◆ Task details:
A word-for-word transcription of all the data is required.

◆ Raw data:
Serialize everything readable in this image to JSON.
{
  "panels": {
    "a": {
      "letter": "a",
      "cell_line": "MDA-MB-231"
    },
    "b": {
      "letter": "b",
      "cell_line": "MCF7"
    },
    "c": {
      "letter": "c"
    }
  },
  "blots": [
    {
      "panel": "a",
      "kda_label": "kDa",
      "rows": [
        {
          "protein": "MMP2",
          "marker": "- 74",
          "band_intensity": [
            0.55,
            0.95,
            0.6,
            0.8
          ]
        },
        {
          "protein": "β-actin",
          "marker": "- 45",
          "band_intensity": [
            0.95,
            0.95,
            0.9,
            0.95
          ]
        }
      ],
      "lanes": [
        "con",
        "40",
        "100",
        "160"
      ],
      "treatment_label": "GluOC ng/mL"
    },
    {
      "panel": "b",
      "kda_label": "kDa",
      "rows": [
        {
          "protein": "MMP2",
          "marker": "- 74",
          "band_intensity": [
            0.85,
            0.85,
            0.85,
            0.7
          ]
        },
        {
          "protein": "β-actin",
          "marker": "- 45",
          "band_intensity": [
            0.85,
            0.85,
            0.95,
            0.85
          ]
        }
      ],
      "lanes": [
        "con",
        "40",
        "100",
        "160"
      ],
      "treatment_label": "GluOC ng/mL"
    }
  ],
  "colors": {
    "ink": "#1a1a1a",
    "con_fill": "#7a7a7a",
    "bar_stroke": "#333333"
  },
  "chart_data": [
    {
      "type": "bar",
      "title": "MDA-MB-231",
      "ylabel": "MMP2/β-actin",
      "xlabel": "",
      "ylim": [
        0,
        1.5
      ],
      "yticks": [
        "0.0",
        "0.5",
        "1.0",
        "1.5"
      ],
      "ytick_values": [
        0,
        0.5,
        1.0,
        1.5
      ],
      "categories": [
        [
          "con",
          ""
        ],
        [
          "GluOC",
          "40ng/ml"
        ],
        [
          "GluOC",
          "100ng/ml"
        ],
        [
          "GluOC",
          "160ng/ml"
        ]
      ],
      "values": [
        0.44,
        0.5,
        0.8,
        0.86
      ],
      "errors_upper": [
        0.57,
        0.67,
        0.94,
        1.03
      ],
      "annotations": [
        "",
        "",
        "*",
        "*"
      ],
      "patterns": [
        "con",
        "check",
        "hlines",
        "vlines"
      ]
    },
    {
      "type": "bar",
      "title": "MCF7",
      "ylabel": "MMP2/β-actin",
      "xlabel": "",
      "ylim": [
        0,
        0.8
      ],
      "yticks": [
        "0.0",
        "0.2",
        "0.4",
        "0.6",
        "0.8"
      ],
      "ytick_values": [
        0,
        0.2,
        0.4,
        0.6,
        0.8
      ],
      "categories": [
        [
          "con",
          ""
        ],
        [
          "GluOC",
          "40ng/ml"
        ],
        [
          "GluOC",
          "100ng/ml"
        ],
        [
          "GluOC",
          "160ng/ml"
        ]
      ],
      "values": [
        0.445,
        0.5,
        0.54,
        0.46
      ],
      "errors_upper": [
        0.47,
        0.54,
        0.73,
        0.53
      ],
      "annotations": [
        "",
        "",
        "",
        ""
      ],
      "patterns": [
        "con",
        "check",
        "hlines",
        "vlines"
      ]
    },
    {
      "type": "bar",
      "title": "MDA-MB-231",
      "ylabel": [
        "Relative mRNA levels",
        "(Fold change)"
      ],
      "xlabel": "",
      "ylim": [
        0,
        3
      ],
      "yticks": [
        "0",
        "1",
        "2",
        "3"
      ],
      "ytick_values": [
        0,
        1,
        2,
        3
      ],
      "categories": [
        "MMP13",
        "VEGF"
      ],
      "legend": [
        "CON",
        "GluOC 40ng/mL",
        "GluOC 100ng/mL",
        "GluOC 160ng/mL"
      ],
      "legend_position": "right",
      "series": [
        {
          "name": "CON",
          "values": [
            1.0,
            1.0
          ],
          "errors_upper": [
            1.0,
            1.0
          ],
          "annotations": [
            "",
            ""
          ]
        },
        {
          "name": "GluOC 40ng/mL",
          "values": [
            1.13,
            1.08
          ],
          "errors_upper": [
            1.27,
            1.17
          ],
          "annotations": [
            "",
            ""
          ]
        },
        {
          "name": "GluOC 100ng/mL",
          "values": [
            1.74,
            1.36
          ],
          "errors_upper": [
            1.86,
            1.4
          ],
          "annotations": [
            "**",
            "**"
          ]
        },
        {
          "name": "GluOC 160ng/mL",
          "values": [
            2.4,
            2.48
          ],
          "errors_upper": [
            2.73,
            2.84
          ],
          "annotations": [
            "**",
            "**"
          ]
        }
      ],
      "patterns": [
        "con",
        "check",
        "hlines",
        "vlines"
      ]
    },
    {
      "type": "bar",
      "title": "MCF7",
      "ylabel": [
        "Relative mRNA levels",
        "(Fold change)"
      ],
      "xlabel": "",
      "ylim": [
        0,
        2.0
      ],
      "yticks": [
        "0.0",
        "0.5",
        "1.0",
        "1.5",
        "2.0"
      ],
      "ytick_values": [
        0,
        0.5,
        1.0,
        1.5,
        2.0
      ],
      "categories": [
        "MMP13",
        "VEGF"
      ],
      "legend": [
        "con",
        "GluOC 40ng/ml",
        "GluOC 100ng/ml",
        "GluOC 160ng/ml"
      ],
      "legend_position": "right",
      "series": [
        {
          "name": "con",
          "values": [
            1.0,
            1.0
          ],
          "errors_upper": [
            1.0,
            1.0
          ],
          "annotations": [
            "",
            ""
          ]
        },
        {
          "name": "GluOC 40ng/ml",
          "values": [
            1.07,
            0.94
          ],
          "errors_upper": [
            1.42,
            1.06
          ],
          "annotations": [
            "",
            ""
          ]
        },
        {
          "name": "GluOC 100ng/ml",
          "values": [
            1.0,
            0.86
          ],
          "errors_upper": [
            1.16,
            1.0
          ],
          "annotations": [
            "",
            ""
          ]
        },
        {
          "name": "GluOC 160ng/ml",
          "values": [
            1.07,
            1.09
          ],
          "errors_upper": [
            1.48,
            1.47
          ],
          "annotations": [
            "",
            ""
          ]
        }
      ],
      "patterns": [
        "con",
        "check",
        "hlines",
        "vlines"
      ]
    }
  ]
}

◆ Solution for this task:
Serialize everything readable in this image to JSON.
{
  "panels": {
    "a": {
      "letter": "a",
      "cell_line": "MDA-MB-231"
    },
    "b": {
      "letter": "b",
      "cell_line": "MCF7"
    },
    "c": {
      "letter": "c"
    }
  },
  "blots": [
    {
      "panel": "a",
      "kda_label": "kDa",
      "rows": [
        {
          "protein": "MMP2",
          "marker": "- 74",
          "band_intensity": [
            0.55,
            0.95,
            0.6,
            0.8
          ]
        },
        {
          "protein": "β-actin",
          "marker": "- 45",
          "band_intensity": [
            0.95,
            0.95,
            0.9,
            0.95
          ]
        }
      ],
      "lanes": [
        "con",
        "40",
        "100",
        "160"
      ],
      "treatment_label": "GluOC ng/mL"
    },
    {
      "panel": "b",
      "kda_label": "kDa",
      "rows": [
        {
          "protein": "MMP2",
          "marker": "- 74",
          "band_intensity": [
            0.85,
            0.85,
            0.85,
            0.7
          ]
        },
        {
          "protein": "β-actin",
          "marker": "- 45",
          "band_intensity": [
            0.85,
            0.85,
            0.95,
            0.85
          ]
        }
      ],
      "lanes": [
        "con",
        "40",
        "100",
        "160"
      ],
      "treatment_label": "GluOC ng/mL"
    }
  ],
  "colors": {
    "ink": "#1a1a1a",
    "con_fill": "#7a7a7a",
    "bar_stroke": "#333333"
  },
  "chart_data": [
    {
      "type": "bar",
      "title": "MDA-MB-231",
      "ylabel": "MMP2/β-actin",
      "xlabel": "",
      "ylim": [
        0,
        1.5
      ],
      "yticks": [
        "0.0",
        "0.5",
        "1.0",
        "1.5"
      ],
      "ytick_values": [
        0,
        0.5,
        1.0,
        1.5
      ],
      "categories": [
        [
          "con",
          ""
        ],
        [
          "GluOC",
          "40ng/ml"
        ],
        [
          "GluOC",
          "100ng/ml"
        ],
        [
          "GluOC",
          "160ng/ml"
        ]
      ],
      "values": [
        0.44,
        0.5,
        0.8,
        0.86
      ],
      "errors_upper": [
        0.57,
        0.67,
        0.94,
        1.03
      ],
      "annotations": [
        "",
        "",
        "*",
        "*"
      ],
      "patterns": [
        "con",
        "check",
        "hlines",
        "vlines"
      ]
    },
    {
      "type": "bar",
      "title": "MCF7",
      "ylabel": "MMP2/β-actin",
      "xlabel": "",
      "ylim": [
        0,
        0.8
      ],
      "yticks": [
        "0.0",
        "0.2",
        "0.4",
        "0.6",
        "0.8"
      ],
      "ytick_values": [
        0,
        0.2,
        0.4,
        0.6,
        0.8
      ],
      "categories": [
        [
          "con",
          ""
        ],
        [
          "GluOC",
          "40ng/ml"
        ],
        [
          "GluOC",
          "100ng/ml"
        ],
        [
          "GluOC",
          "160ng/ml"
        ]
      ],
      "values": [
        0.445,
        0.5,
        0.54,
        0.46
      ],
      "errors_upper": [
        0.47,
        0.54,
        0.73,
        0.53
      ],
      "annotations": [
        "",
        "",
        "",
        ""
      ],
      "patterns": [
        "con",
        "check",
        "hlines",
        "vlines"
      ]
    },
    {
      "type": "bar",
      "title": "MDA-MB-231",
      "ylabel": [
        "Relative mRNA levels",
        "(Fold change)"
      ],
      "xlabel": "",
      "ylim": [
        0,
        3
      ],
      "yticks": [
        "0",
        "1",
        "2",
        "3"
      ],
      "ytick_values": [
        0,
        1,
        2,
        3
      ],
      "categories": [
        "MMP13",
        "VEGF"
      ],
      "legend": [
        "CON",
        "GluOC 40ng/mL",
        "GluOC 100ng/mL",
        "GluOC 160ng/mL"
      ],
      "legend_position": "right",
      "series": [
        {
          "name": "CON",
          "values": [
            1.0,
            1.0
          ],
          "errors_upper": [
            1.0,
            1.0
          ],
          "annotations": [
            "",
            ""
          ]
        },
        {
          "name": "GluOC 40ng/mL",
          "values": [
            1.13,
            1.08
          ],
          "errors_upper": [
            1.27,
            1.17
          ],
          "annotations": [
            "",
            ""
          ]
        },
        {
          "name": "GluOC 100ng/mL",
          "values": [
            1.74,
            1.36
          ],
          "errors_upper": [
            1.86,
            1.4
          ],
          "annotations": [
            "**",
            "**"
          ]
        },
        {
          "name": "GluOC 160ng/mL",
          "values": [
            2.4,
            2.48
          ],
          "errors_upper": [
            2.73,
            2.84
          ],
          "annotations": [
            "**",
            "**"
          ]
        }
      ],
      "patterns": [
        "con",
        "check",
        "hlines",
        "vlines"
      ]
    },
    {
      "type": "bar",
      "title": "MCF7",
      "ylabel": [
        "Relative mRNA levels",
        "(Fold change)"
      ],
      "xlabel": "",
      "ylim": [
        0,
        2.0
      ],
      "yticks": [
        "0.0",
        "0.5",
        "1.0",
        "1.5",
        "2.0"
      ],
      "ytick_values": [
        0,
        0.5,
        1.0,
        1.5,
        2.0
      ],
      "categories": [
        "MMP13",
        "VEGF"
      ],
      "legend": [
        "con",
        "GluOC 40ng/ml",
        "GluOC 100ng/ml",
        "GluOC 160ng/ml"
      ],
      "legend_position": "right",
      "series": [
        {
          "name": "con",
          "values": [
            1.0,
            1.0
          ],
          "errors_upper": [
            1.0,
            1.0
          ],
          "annotations": [
            "",
            ""
          ]
        },
        {
          "name": "GluOC 40ng/ml",
          "values": [
            1.07,
            0.94
          ],
          "errors_upper": [
            1.42,
            1.06
          ],
          "annotations": [
            "",
            ""
          ]
        },
        {
          "name": "GluOC 100ng/ml",
          "values": [
            1.0,
            0.86
          ],
          "errors_upper": [
            1.16,
            1.0
          ],
          "annotations": [
            "",
            ""
          ]
        },
        {
          "name": "GluOC 160ng/ml",
          "values": [
            1.07,
            1.09
          ],
          "errors_upper": [
            1.48,
            1.47
          ],
          "annotations": [
            "",
            ""
          ]
        }
      ],
      "patterns": [
        "con",
        "check",
        "hlines",
        "vlines"
      ]
    }
  ]
}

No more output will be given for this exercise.